▶ _Prompt_
Transcribe all records exactly.

▶ _Provided material_
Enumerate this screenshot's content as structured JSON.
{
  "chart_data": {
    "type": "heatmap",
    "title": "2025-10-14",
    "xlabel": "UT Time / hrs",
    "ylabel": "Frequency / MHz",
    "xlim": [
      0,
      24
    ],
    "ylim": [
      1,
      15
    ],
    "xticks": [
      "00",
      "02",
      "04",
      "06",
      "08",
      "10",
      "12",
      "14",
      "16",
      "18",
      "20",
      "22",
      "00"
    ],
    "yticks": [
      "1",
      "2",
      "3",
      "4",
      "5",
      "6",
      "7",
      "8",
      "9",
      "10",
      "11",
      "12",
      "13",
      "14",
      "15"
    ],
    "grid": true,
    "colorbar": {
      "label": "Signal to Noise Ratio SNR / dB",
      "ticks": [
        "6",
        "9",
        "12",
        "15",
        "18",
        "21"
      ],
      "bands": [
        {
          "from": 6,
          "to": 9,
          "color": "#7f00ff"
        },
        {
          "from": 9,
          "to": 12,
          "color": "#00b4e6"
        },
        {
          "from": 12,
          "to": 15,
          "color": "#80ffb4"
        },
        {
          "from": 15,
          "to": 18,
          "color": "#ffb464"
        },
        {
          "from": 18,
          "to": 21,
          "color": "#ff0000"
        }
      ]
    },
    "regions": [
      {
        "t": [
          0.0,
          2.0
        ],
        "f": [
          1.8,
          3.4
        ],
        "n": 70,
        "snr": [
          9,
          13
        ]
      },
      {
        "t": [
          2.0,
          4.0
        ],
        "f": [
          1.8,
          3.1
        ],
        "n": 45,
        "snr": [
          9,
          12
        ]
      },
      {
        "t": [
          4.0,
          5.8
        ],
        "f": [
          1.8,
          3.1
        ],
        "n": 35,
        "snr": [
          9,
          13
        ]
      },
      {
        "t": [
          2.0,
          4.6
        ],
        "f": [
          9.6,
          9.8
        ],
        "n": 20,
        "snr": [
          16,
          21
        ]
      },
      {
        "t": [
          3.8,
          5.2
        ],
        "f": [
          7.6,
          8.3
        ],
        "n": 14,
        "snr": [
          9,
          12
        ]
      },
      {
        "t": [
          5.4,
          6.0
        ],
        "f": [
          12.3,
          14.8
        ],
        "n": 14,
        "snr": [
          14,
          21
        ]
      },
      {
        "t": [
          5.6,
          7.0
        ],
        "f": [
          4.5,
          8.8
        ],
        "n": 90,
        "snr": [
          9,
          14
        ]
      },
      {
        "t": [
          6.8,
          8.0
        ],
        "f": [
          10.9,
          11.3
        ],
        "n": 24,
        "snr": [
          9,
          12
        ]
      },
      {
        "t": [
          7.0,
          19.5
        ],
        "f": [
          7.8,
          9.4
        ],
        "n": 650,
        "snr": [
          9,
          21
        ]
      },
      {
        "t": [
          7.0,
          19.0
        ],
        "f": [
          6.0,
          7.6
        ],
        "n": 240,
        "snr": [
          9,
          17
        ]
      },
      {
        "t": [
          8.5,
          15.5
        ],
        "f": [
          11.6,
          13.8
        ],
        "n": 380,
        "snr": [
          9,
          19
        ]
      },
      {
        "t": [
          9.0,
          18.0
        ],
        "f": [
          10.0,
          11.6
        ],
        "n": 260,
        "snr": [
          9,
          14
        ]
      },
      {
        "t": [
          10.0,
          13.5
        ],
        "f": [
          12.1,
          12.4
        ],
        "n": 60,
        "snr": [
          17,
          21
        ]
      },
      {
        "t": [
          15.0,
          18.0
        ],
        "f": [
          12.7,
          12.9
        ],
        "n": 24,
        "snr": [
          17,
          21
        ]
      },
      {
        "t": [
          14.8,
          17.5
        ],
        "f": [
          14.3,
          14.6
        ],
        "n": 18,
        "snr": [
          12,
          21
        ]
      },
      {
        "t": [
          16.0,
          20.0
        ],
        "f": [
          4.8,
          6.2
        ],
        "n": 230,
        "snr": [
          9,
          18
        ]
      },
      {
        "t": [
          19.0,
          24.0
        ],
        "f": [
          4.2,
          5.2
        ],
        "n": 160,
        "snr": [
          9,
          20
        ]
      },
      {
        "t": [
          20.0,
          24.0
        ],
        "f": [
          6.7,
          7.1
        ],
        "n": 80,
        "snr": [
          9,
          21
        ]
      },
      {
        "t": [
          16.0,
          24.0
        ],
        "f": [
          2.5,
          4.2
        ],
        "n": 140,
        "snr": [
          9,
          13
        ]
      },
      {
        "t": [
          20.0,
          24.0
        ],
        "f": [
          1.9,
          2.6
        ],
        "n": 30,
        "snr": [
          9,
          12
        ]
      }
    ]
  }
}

▶ _Solution to the exercise_
Enumerate this screenshot's content as structured JSON.
{
  "chart_data": {
    "type": "heatmap",
    "title": "2025-10-14",
    "xlabel": "UT Time / hrs",
    "ylabel": "Frequency / MHz",
    "xlim": [
      0,
      24
    ],
    "ylim": [
      1,
      15
    ],
    "xticks": [
      "00",
      "02",
      "04",
      "06",
      "08",
      "10",
      "12",
      "14",
      "16",
      "18",
      "20",
      "22",
      "00"
    ],
    "yticks": [
      "1",
      "2",
      "3",
      "4",
      "5",
      "6",
      "7",
      "8",
      "9",
      "10",
      "11",
      "12",
      "13",
      "14",
      "15"
    ],
    "grid": true,
    "colorbar": {
      "label": "Signal to Noise Ratio SNR / dB",
      "ticks": [
        "6",
        "9",
        "12",
        "15",
        "18",
        "21"
      ],
      "bands": [
        {
          "from": 6,
          "to": 9,
          "color": "#7f00ff"
        },
        {
          "from": 9,
          "to": 12,
          "color": "#00b4e6"
        },
        {
          "from": 12,
          "to": 15,
          "color": "#80ffb4"
        },
        {
          "from": 15,
          "to": 18,
          "color": "#ffb464"
        },
        {
          "from": 18,
          "to": 21,
          "color": "#ff0000"
        }
      ]
    },
    "regions": [
      {
        "t": [
          0.0,
          2.0
        ],
        "f": [
          1.8,
          3.4
        ],
        "n": 70,
        "snr": [
          9,
          13
        ]
      },
      {
        "t": [
          2.0,
          4.0
        ],
        "f": [
          1.8,
          3.1
        ],
        "n": 45,
        "snr": [
          9,
          12
        ]
      },
      {
        "t": [
          4.0,
          5.8
        ],
        "f": [
          1.8,
          3.1
        ],
        "n": 35,
        "snr": [
          9,
          13
        ]
      },
      {
        "t": [
          2.0,
          4.6
        ],
        "f": [
          9.6,
          9.8
        ],
        "n": 20,
        "snr": [
          16,
          21
        ]
      },
      {
        "t": [
          3.8,
          5.2
        ],
        "f": [
          7.6,
          8.3
        ],
        "n": 14,
        "snr": [
          9,
          12
        ]
      },
      {
        "t": [
          5.4,
          6.0
        ],
        "f": [
          12.3,
          14.8
        ],
        "n": 14,
        "snr": [
          14,
          21
        ]
      },
      {
        "t": [
          5.6,
          7.0
        ],
        "f": [
          4.5,
          8.8
        ],
        "n": 90,
        "snr": [
          9,
          14
        ]
      },
      {
        "t": [
          6.8,
          8.0
        ],
        "f": [
          10.9,
          11.3
        ],
        "n": 24,
        "snr": [
          9,
          12
        ]
      },
      {
        "t": [
          7.0,
          19.5
        ],
        "f": [
          7.8,
          9.4
        ],
        "n": 650,
        "snr": [
          9,
          21
        ]
      },
      {
        "t": [
          7.0,
          19.0
        ],
        "f": [
          6.0,
          7.6
        ],
        "n": 240,
        "snr": [
          9,
          17
        ]
      },
      {
        "t": [
          8.5,
          15.5
        ],
        "f": [
          11.6,
          13.8
        ],
        "n": 380,
        "snr": [
          9,
          19
        ]
      },
      {
        "t": [
          9.0,
          18.0
        ],
        "f": [
          10.0,
          11.6
        ],
        "n": 260,
        "snr": [
          9,
          14
        ]
      },
      {
        "t": [
          10.0,
          13.5
        ],
        "f": [
          12.1,
          12.4
        ],
        "n": 60,
        "snr": [
          17,
          21
        ]
      },
      {
        "t": [
          15.0,
          18.0
        ],
        "f": [
          12.7,
          12.9
        ],
        "n": 24,
        "snr": [
          17,
          21
        ]
      },
      {
        "t": [
          14.8,
          17.5
        ],
        "f": [
          14.3,
          14.6
        ],
        "n": 18,
        "snr": [
          12,
          21
        ]
      },
      {
        "t": [
          16.0,
          20.0
        ],
        "f": [
          4.8,
          6.2
        ],
        "n": 230,
        "snr": [
          9,
          18
        ]
      },
      {
        "t": [
          19.0,
          24.0
        ],
        "f": [
          4.2,
          5.2
        ],
        "n": 160,
        "snr": [
          9,
          20
        ]
      },
      {
        "t": [
          20.0,
          24.0
        ],
        "f": [
          6.7,
          7.1
        ],
        "n": 80,
        "snr": [
          9,
          21
        ]
      },
      {
        "t": [
          16.0,
          24.0
        ],
        "f": [
          2.5,
          4.2
        ],
        "n": 140,
        "snr": [
          9,
          13
        ]
      },
      {
        "t": [
          20.0,
          24.0
        ],
        "f": [
          1.9,
          2.6
        ],
        "n": 30,
        "snr": [
          9,
          12
        ]
      }
    ]
  }
}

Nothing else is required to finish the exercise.